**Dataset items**
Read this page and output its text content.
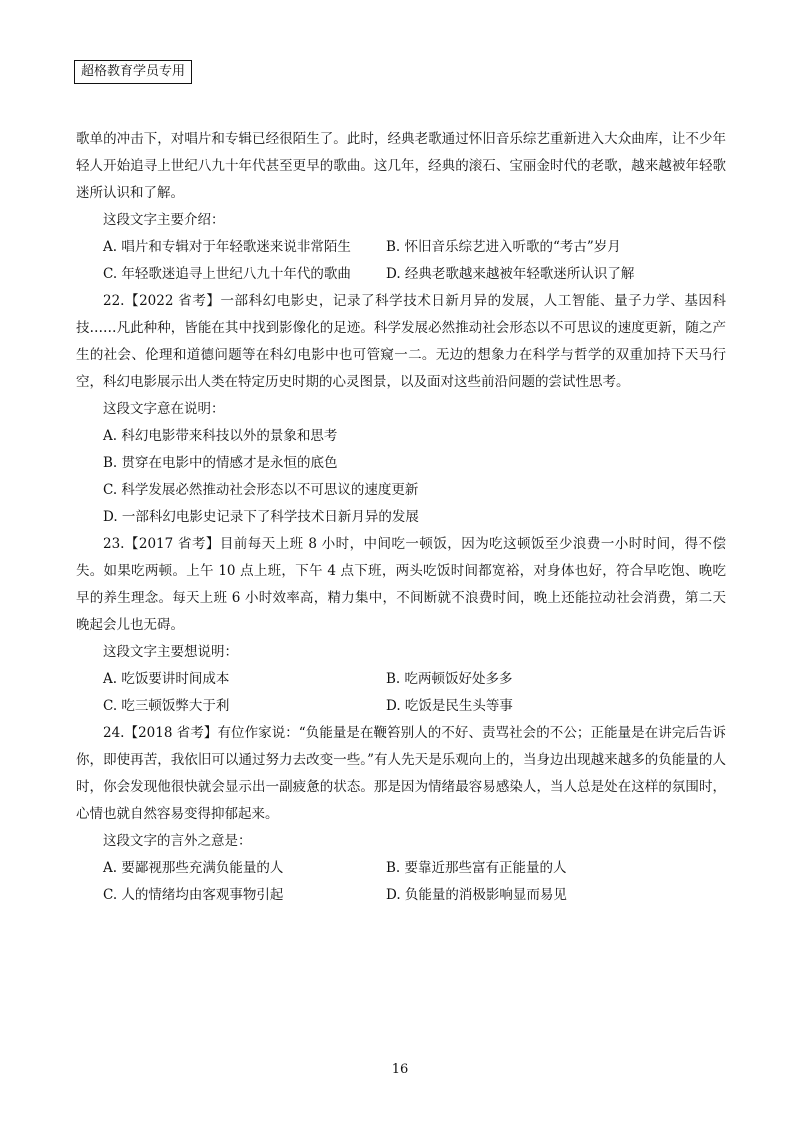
超格教育学员专用

歌单的冲击下，对唱片和专辑已经很陌生了。此时，经典老歌通过怀旧音乐综艺重新进入大众曲库，让不少年轻人开始追寻上世纪八九十年代甚至更早的歌曲。这几年，经典的滚石、宝丽金时代的老歌，越来越被年轻歌迷所认识和了解。

这段文字主要介绍：

A. 唱片和专辑对于年轻歌迷来说非常陌生	B. 怀旧音乐综艺进入听歌的“考古”岁月
C. 年轻歌迷追寻上世纪八九十年代的歌曲	D. 经典老歌越来越被年轻歌迷所认识了解

22.【2022 省考】一部科幻电影史，记录了科学技术日新月异的发展，人工智能、量子力学、基因科技……凡此种种，皆能在其中找到影像化的足迹。科学发展必然推动社会形态以不可思议的速度更新，随之产生的社会、伦理和道德问题等在科幻电影中也可管窥一二。无边的想象力在科学与哲学的双重加持下天马行空，科幻电影展示出人类在特定历史时期的心灵图景，以及面对这些前沿问题的尝试性思考。

这段文字意在说明：

A. 科幻电影带来科技以外的景象和思考

B. 贯穿在电影中的情感才是永恒的底色

C. 科学发展必然推动社会形态以不可思议的速度更新

D. 一部科幻电影史记录下了科学技术日新月异的发展

23.【2017 省考】目前每天上班 8 小时，中间吃一顿饭，因为吃这顿饭至少浪费一小时时间，得不偿失。如果吃两顿。上午 10 点上班，下午 4 点下班，两头吃饭时间都宽裕，对身体也好，符合早吃饱、晚吃早的养生理念。每天上班 6 小时效率高，精力集中，不间断就不浪费时间，晚上还能拉动社会消费，第二天晚起会儿也无碍。

这段文字主要想说明：

A. 吃饭要讲时间成本	B. 吃两顿饭好处多多
C. 吃三顿饭弊大于利	D. 吃饭是民生头等事

24.【2018 省考】有位作家说：“负能量是在鞭笞别人的不好、责骂社会的不公；正能量是在讲完后告诉你，即使再苦，我依旧可以通过努力去改变一些。”有人先天是乐观向上的，当身边出现越来越多的负能量的人时，你会发现他很快就会显示出一副疲惫的状态。那是因为情绪最容易感染人，当人总是处在这样的氛围时，心情也就自然容易变得抑郁起来。

这段文字的言外之意是：

A. 要鄙视那些充满负能量的人	B. 要靠近那些富有正能量的人
C. 人的情绪均由客观事物引起	D. 负能量的消极影响显而易见
16
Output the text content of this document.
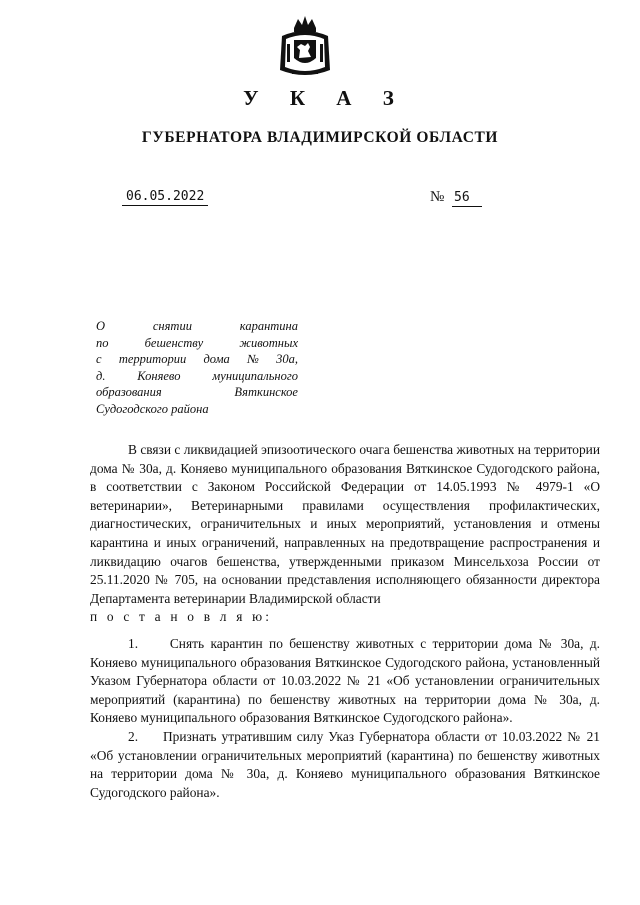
У К А З
ГУБЕРНАТОРА ВЛАДИМИРСКОЙ ОБЛАСТИ
06.05.2022	№ 56
О	снятии	карантина
по	бешенству	животных
с территории дома № 30а,
д.	Коняево	муниципального
образования	Вяткинское
Судогодского района

В связи с ликвидацией эпизоотического очага бешенства животных на территории дома № 30а, д. Коняево муниципального образования Вяткинское Судогодского района, в соответствии с Законом Российской Федерации от 14.05.1993 № 4979-1 «О ветеринарии», Ветеринарными правилами осуществления профилактических, диагностических, ограничительных и иных мероприятий, установления и отмены карантина и иных ограничений, направленных на предотвращение распространения и ликвидацию очагов бешенства, утвержденными приказом Минсельхоза России от 25.11.2020 № 705, на основании представления исполняющего обязанности директора Департамента ветеринарии Владимирской области

п о с т а н о в л я ю:

1.     Снять карантин по бешенству животных с территории дома № 30а, д. Коняево муниципального образования Вяткинское Судогодского района, установленный Указом Губернатора области от 10.03.2022 № 21 «Об установлении ограничительных мероприятий (карантина) по бешенству животных на территории дома № 30а, д. Коняево муниципального образования Вяткинское Судогодского района».

2.     Признать утратившим силу Указ Губернатора области от 10.03.2022 № 21 «Об установлении ограничительных мероприятий (карантина) по бешенству животных на территории дома № 30а, д. Коняево муниципального образования Вяткинское Судогодского района».
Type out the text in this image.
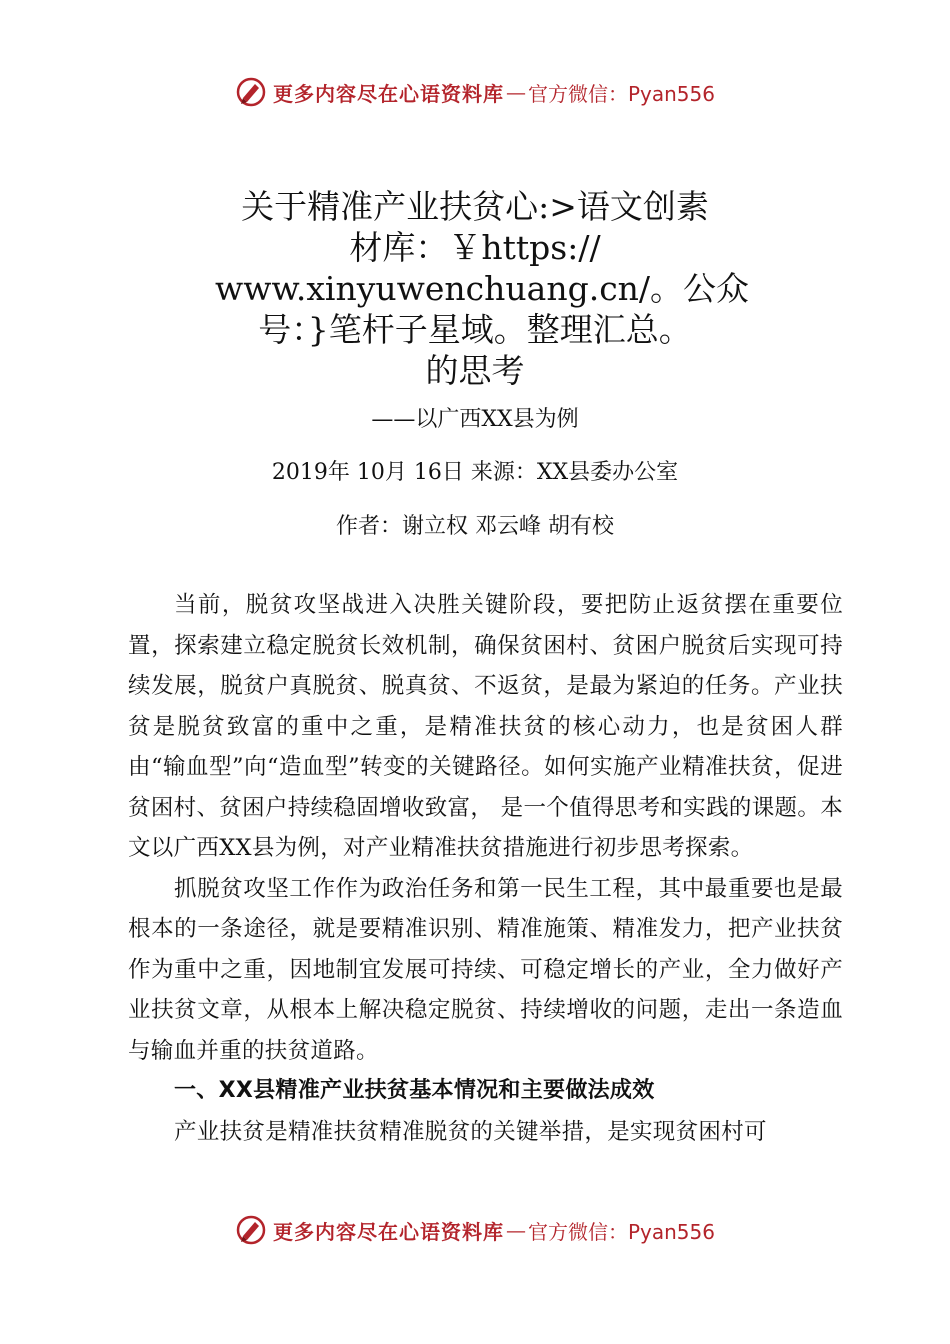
更多内容尽在心语资料库 — 官方微信：Pyan556
关于精准产业扶贫心:>语文创素
材库：￥https://
www.xinyuwenchuang.cn/。公众
号：}笔杆子星域。整理汇总。
的思考
——以广西XX县为例
2019年 10月 16日 来源：XX县委办公室
作者：谢立权 邓云峰 胡有校

当前，脱贫攻坚战进入决胜关键阶段，要把防止返贫摆在重要位置，探索建立稳定脱贫长效机制，确保贫困村、贫困户脱贫后实现可持续发展，脱贫户真脱贫、脱真贫、不返贫，是最为紧迫的任务。产业扶贫是脱贫致富的重中之重，是精准扶贫的核心动力，也是贫困人群由“输血型”向“造血型”转变的关键路径。如何实施产业精准扶贫，促进贫困村、贫困户持续稳固增收致富， 是一个值得思考和实践的课题。本文以广西XX县为例，对产业精准扶贫措施进行初步思考探索。

抓脱贫攻坚工作作为政治任务和第一民生工程，其中最重要也是最根本的一条途径，就是要精准识别、精准施策、精准发力，把产业扶贫作为重中之重，因地制宜发展可持续、可稳定增长的产业，全力做好产业扶贫文章，从根本上解决稳定脱贫、持续增收的问题，走出一条造血与输血并重的扶贫道路。

一、XX县精准产业扶贫基本情况和主要做法成效

产业扶贫是精准扶贫精准脱贫的关键举措，是实现贫困村可

更多内容尽在心语资料库 — 官方微信：Pyan556
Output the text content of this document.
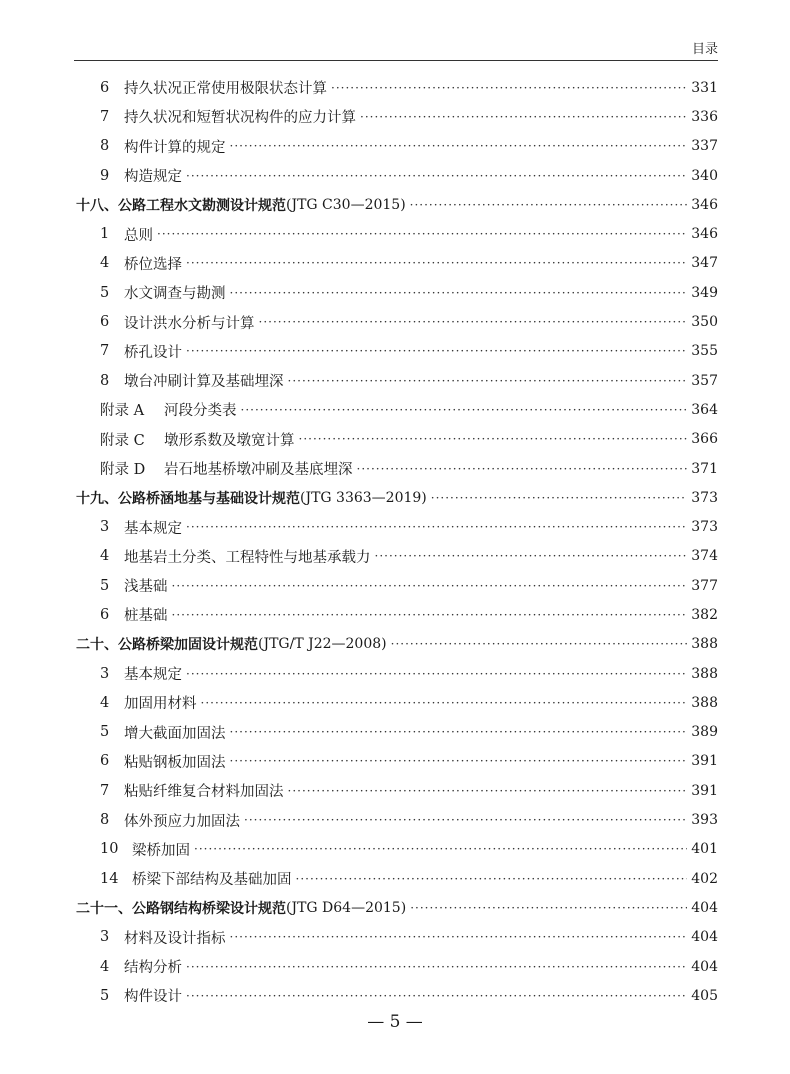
目录
6	持久状况正常使用极限状态计算 ·····	331
7	持久状况和短暂状况构件的应力计算 ·····	336
8	构件计算的规定 ·····	337
9	构造规定 ·····	340
十八、公路工程水文勘测设计规范 (JTG C30—2015) ·····	346
1	总则 ·····	346
4	桥位选择 ·····	347
5	水文调查与勘测 ·····	349
6	设计洪水分析与计算 ·····	350
7	桥孔设计 ·····	355
8	墩台冲刷计算及基础埋深 ·····	357
附录 A	河段分类表 ·····	364
附录 C	墩形系数及墩宽计算 ·····	366
附录 D	岩石地基桥墩冲刷及基底埋深 ·····	371
十九、公路桥涵地基与基础设计规范 (JTG 3363—2019) ·····	373
3	基本规定 ·····	373
4	地基岩土分类、工程特性与地基承载力 ·····	374
5	浅基础 ·····	377
6	桩基础 ·····	382
二十、公路桥梁加固设计规范 (JTG/T J22—2008) ·····	388
3	基本规定 ·····	388
4	加固用材料 ·····	388
5	增大截面加固法 ·····	389
6	粘贴钢板加固法 ·····	391
7	粘贴纤维复合材料加固法 ·····	391
8	体外预应力加固法 ·····	393
10 梁桥加固 ·····	401
14 桥梁下部结构及基础加固 ·····	402
二十一、公路钢结构桥梁设计规范 (JTG D64—2015) ·····	404
3	材料及设计指标 ·····	404
4	结构分析 ·····	404
5	构件设计 ·····	405
— 5 —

**WHAT IS BEING ASKED**
Write the listing above out again exactly, dropping each image.

**EXERCISE OUTPUT**
Read this page and output its text content.
超格教育学员专用

歌单的冲击下，对唱片和专辑已经很陌生了。此时，经典老歌通过怀旧音乐综艺重新进入大众曲库，让不少年轻人开始追寻上世纪八九十年代甚至更早的歌曲。这几年，经典的滚石、宝丽金时代的老歌，越来越被年轻歌迷所认识和了解。

这段文字主要介绍：

A. 唱片和专辑对于年轻歌迷来说非常陌生	B. 怀旧音乐综艺进入听歌的“考古”岁月
C. 年轻歌迷追寻上世纪八九十年代的歌曲	D. 经典老歌越来越被年轻歌迷所认识了解

22.【2022 省考】一部科幻电影史，记录了科学技术日新月异的发展，人工智能、量子力学、基因科技……凡此种种，皆能在其中找到影像化的足迹。科学发展必然推动社会形态以不可思议的速度更新，随之产生的社会、伦理和道德问题等在科幻电影中也可管窥一二。无边的想象力在科学与哲学的双重加持下天马行空，科幻电影展示出人类在特定历史时期的心灵图景，以及面对这些前沿问题的尝试性思考。

这段文字意在说明：

A. 科幻电影带来科技以外的景象和思考

B. 贯穿在电影中的情感才是永恒的底色

C. 科学发展必然推动社会形态以不可思议的速度更新

D. 一部科幻电影史记录下了科学技术日新月异的发展

23.【2017 省考】目前每天上班 8 小时，中间吃一顿饭，因为吃这顿饭至少浪费一小时时间，得不偿失。如果吃两顿。上午 10 点上班，下午 4 点下班，两头吃饭时间都宽裕，对身体也好，符合早吃饱、晚吃早的养生理念。每天上班 6 小时效率高，精力集中，不间断就不浪费时间，晚上还能拉动社会消费，第二天晚起会儿也无碍。

这段文字主要想说明：

A. 吃饭要讲时间成本	B. 吃两顿饭好处多多
C. 吃三顿饭弊大于利	D. 吃饭是民生头等事

24.【2018 省考】有位作家说：“负能量是在鞭笞别人的不好、责骂社会的不公；正能量是在讲完后告诉你，即使再苦，我依旧可以通过努力去改变一些。”有人先天是乐观向上的，当身边出现越来越多的负能量的人时，你会发现他很快就会显示出一副疲惫的状态。那是因为情绪最容易感染人，当人总是处在这样的氛围时，心情也就自然容易变得抑郁起来。

这段文字的言外之意是：

A. 要鄙视那些充满负能量的人	B. 要靠近那些富有正能量的人
C. 人的情绪均由客观事物引起	D. 负能量的消极影响显而易见
16
Output the text content of this document.
У К А З
ГУБЕРНАТОРА ВЛАДИМИРСКОЙ ОБЛАСТИ
06.05.2022	№ 56
О	снятии	карантина
по	бешенству	животных
с территории дома № 30а,
д.	Коняево	муниципального
образования	Вяткинское
Судогодского района

В связи с ликвидацией эпизоотического очага бешенства животных на территории дома № 30а, д. Коняево муниципального образования Вяткинское Судогодского района, в соответствии с Законом Российской Федерации от 14.05.1993 № 4979-1 «О ветеринарии», Ветеринарными правилами осуществления профилактических, диагностических, ограничительных и иных мероприятий, установления и отмены карантина и иных ограничений, направленных на предотвращение распространения и ликвидацию очагов бешенства, утвержденными приказом Минсельхоза России от 25.11.2020 № 705, на основании представления исполняющего обязанности директора Департамента ветеринарии Владимирской области

п о с т а н о в л я ю:

1.     Снять карантин по бешенству животных с территории дома № 30а, д. Коняево муниципального образования Вяткинское Судогодского района, установленный Указом Губернатора области от 10.03.2022 № 21 «Об установлении ограничительных мероприятий (карантина) по бешенству животных на территории дома № 30а, д. Коняево муниципального образования Вяткинское Судогодского района».

2.     Признать утратившим силу Указ Губернатора области от 10.03.2022 № 21 «Об установлении ограничительных мероприятий (карантина) по бешенству животных на территории дома № 30а, д. Коняево муниципального образования Вяткинское Судогодского района».
Type out the text in this image.
更多内容尽在心语资料库 — 官方微信：Pyan556
关于精准产业扶贫心:>语文创素
材库：￥https://
www.xinyuwenchuang.cn/。公众
号：}笔杆子星域。整理汇总。
的思考
——以广西XX县为例
2019年 10月 16日 来源：XX县委办公室
作者：谢立权 邓云峰 胡有校

当前，脱贫攻坚战进入决胜关键阶段，要把防止返贫摆在重要位置，探索建立稳定脱贫长效机制，确保贫困村、贫困户脱贫后实现可持续发展，脱贫户真脱贫、脱真贫、不返贫，是最为紧迫的任务。产业扶贫是脱贫致富的重中之重，是精准扶贫的核心动力，也是贫困人群由“输血型”向“造血型”转变的关键路径。如何实施产业精准扶贫，促进贫困村、贫困户持续稳固增收致富， 是一个值得思考和实践的课题。本文以广西XX县为例，对产业精准扶贫措施进行初步思考探索。

抓脱贫攻坚工作作为政治任务和第一民生工程，其中最重要也是最根本的一条途径，就是要精准识别、精准施策、精准发力，把产业扶贫作为重中之重，因地制宜发展可持续、可稳定增长的产业，全力做好产业扶贫文章，从根本上解决稳定脱贫、持续增收的问题，走出一条造血与输血并重的扶贫道路。

一、XX县精准产业扶贫基本情况和主要做法成效

产业扶贫是精准扶贫精准脱贫的关键举措，是实现贫困村可

更多内容尽在心语资料库 — 官方微信：Pyan556
Output the text content of this document.
目录
6	持久状况正常使用极限状态计算 ·····	331
7	持久状况和短暂状况构件的应力计算 ·····	336
8	构件计算的规定 ·····	337
9	构造规定 ·····	340
十八、公路工程水文勘测设计规范 (JTG C30—2015) ·····	346
1	总则 ·····	346
4	桥位选择 ·····	347
5	水文调查与勘测 ·····	349
6	设计洪水分析与计算 ·····	350
7	桥孔设计 ·····	355
8	墩台冲刷计算及基础埋深 ·····	357
附录 A	河段分类表 ·····	364
附录 C	墩形系数及墩宽计算 ·····	366
附录 D	岩石地基桥墩冲刷及基底埋深 ·····	371
十九、公路桥涵地基与基础设计规范 (JTG 3363—2019) ·····	373
3	基本规定 ·····	373
4	地基岩土分类、工程特性与地基承载力 ·····	374
5	浅基础 ·····	377
6	桩基础 ·····	382
二十、公路桥梁加固设计规范 (JTG/T J22—2008) ·····	388
3	基本规定 ·····	388
4	加固用材料 ·····	388
5	增大截面加固法 ·····	389
6	粘贴钢板加固法 ·····	391
7	粘贴纤维复合材料加固法 ·····	391
8	体外预应力加固法 ·····	393
10 梁桥加固 ·····	401
14 桥梁下部结构及基础加固 ·····	402
二十一、公路钢结构桥梁设计规范 (JTG D64—2015) ·····	404
3	材料及设计指标 ·····	404
4	结构分析 ·····	404
5	构件设计 ·····	405
— 5 —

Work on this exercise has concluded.